Foto: Norbert Stirken

Der Vorgang dürfte in der Stadtgeschichte äußerst selten, wenn nicht einzigartig sein: Der üblicherweise hinter verschlossenen Türen tagende Rechnungsprüfungsausschuss berät heute in einer öffentlichen Sondersitzung im Rathaus ab 16 Uhr in anonymisierter Weise über die Mietaffäre Mustafa Ertürk. Die Stadt hat mittel- und unmittelbar Wohnungen des SPD-Ratsherrn an der Hubertus, der Heideck- und der Inrather Straße sowie dem Hagerweg für die Unterbringung von Flüchtlingen gemietet. Darüber hatte der Mandatsträger weder seine Fraktion noch den Oberbürgermeister Frank Meyer rechtzeitig informiert. Der Rat der Stadt hätte einem Vertragsverhältnis zwischen Ertürk und der Kommune zustimmen müssen. Das ist bis heute nicht erfolgt.

 SPD-Ratsherr Mustafa Ertürk sieht „jegliche Verdachtsmomente entkräftet“. Diese Folgerung gibt der Schlussbericht 10/2018 des Rechnungsprüfungsamtes nicht her.

SPD-Ratsherr Mustafa Ertürk sieht „jegliche Verdachtsmomente entkräftet“. Diese Folgerung gibt der Schlussbericht 10/2018 des Rechnungsprüfungsamtes nicht her.

Foto: Spd

Das Rechnungsprüfungsamt nahm die Mietverhältnisse genau unter die Lupe und listete in drei Berichten eine Reihe von Merkwürdigkeiten und Versäumnissen auf, die sogar die Staatsanwaltschaft Krefeld interessierten. Deren Prüfung, ob die Fakten für einen Anfangsverdacht strafrechtlicher Vorwürfe ausreichen, sei noch nicht abgeschlossen, erklärte Axel Stahl, Sprecher der Staatsanwaltschaft auf Anfrage unserer Redaktion. Er bestätigte darüber hinaus, dass der Staatsanwaltschaft eine Anzeige wegen des Verdachts des Betrugs vorliege, die sich auf ein Mietverhältnis für eine Wohnung des Eigentümers Ertürk an der Inrather Straße beziehe. Derjenige, der die Anzeige erstattet habe, lasse offen, ob Ertürk, die Via Real Finance UG oder ein unbekannter Dritter, beschuldigt werde, erklärte Stahl. Der Mieterin sollen Nebenkosten für Gas in Rechnung gestellt worden sein, obwohl sie ihre Gaskosten direkt beim Versorger beglichen haben soll.

● Arbeitsauftrag:
Gib aus dem Text zur Mietaffäre den Abschnitt von „Foto: Norbert Stirken“ bis „heute nicht erfolgt.“ wortgetreu wieder.

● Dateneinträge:

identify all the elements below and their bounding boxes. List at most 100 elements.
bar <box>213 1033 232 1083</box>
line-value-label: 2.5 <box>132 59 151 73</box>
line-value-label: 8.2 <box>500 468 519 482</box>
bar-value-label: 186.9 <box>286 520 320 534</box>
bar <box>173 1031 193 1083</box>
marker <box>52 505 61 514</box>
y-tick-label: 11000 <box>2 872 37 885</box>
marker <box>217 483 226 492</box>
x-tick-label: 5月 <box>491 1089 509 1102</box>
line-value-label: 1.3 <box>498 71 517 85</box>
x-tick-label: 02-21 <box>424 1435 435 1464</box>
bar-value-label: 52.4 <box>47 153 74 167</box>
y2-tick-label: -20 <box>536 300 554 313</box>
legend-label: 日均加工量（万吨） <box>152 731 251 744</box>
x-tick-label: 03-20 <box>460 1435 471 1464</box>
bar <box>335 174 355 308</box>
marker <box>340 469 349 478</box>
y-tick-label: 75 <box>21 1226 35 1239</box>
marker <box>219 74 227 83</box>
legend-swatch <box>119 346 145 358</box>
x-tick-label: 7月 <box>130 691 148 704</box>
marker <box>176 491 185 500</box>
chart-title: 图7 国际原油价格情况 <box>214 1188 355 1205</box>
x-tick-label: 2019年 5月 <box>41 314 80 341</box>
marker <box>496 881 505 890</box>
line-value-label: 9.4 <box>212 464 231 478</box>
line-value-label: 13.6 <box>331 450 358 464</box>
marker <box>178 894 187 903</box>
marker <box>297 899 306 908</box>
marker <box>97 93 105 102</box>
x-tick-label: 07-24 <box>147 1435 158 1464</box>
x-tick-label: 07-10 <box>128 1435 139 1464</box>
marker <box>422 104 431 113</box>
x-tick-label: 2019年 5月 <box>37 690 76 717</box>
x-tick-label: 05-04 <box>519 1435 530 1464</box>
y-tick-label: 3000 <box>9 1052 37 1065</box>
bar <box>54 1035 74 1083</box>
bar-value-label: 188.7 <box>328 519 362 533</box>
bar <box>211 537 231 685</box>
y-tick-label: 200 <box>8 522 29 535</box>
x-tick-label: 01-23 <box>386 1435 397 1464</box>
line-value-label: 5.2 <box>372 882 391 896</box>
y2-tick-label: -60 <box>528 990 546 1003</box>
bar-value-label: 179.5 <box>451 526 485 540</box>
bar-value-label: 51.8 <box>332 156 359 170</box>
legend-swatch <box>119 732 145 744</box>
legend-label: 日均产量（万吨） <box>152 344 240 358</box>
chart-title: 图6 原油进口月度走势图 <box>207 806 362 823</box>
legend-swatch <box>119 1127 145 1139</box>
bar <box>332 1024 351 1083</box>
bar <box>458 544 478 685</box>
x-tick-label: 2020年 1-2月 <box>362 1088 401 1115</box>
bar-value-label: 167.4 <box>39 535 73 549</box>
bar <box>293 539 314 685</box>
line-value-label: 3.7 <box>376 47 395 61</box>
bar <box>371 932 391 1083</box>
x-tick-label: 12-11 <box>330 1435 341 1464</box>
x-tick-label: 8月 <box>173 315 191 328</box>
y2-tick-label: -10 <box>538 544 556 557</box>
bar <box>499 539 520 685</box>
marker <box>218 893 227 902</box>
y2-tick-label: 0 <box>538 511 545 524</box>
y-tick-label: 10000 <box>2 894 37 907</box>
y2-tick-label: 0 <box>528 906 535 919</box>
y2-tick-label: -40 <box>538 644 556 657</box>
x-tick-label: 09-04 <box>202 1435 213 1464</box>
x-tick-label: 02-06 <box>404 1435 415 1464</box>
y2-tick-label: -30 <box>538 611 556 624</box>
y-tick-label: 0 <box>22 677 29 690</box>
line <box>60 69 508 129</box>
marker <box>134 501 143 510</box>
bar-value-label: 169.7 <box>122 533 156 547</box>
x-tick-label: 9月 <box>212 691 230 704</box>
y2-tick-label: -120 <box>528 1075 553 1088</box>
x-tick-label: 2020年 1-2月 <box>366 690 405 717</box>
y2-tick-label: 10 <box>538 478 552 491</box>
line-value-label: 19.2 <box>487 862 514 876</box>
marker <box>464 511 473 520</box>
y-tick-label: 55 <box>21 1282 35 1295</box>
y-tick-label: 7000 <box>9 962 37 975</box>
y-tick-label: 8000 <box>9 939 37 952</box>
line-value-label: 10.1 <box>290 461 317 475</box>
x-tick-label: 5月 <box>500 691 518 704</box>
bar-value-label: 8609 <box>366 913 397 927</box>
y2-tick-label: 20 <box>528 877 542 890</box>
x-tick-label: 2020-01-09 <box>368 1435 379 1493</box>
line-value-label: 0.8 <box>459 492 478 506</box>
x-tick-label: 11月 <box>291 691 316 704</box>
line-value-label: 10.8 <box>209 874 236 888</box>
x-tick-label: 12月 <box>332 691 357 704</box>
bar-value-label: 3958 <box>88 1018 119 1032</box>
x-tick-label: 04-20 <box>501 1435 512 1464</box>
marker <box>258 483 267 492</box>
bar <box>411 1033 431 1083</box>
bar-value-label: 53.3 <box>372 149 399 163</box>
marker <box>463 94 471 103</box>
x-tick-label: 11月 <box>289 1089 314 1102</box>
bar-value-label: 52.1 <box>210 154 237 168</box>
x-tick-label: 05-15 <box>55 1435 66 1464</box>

● Antwort zur Aufgabe:
Foto: Norbert Stirken

Der Vorgang dürfte in der Stadtgeschichte äußerst selten, wenn nicht einzigartig sein: Der üblicherweise hinter verschlossenen Türen tagende Rechnungsprüfungsausschuss berät heute in einer öffentlichen Sondersitzung im Rathaus ab 16 Uhr in anonymisierter Weise über die Mietaffäre Mustafa Ertürk. Die Stadt hat mittel- und unmittelbar Wohnungen des SPD-Ratsherrn an der Hubertus, der Heideck- und der Inrather Straße sowie dem Hagerweg für die Unterbringung von Flüchtlingen gemietet. Darüber hatte der Mandatsträger weder seine Fraktion noch den Oberbürgermeister Frank Meyer rechtzeitig informiert. Der Rat der Stadt hätte einem Vertragsverhältnis zwischen Ertürk und der Kommune zustimmen müssen. Das ist bis heute nicht erfolgt.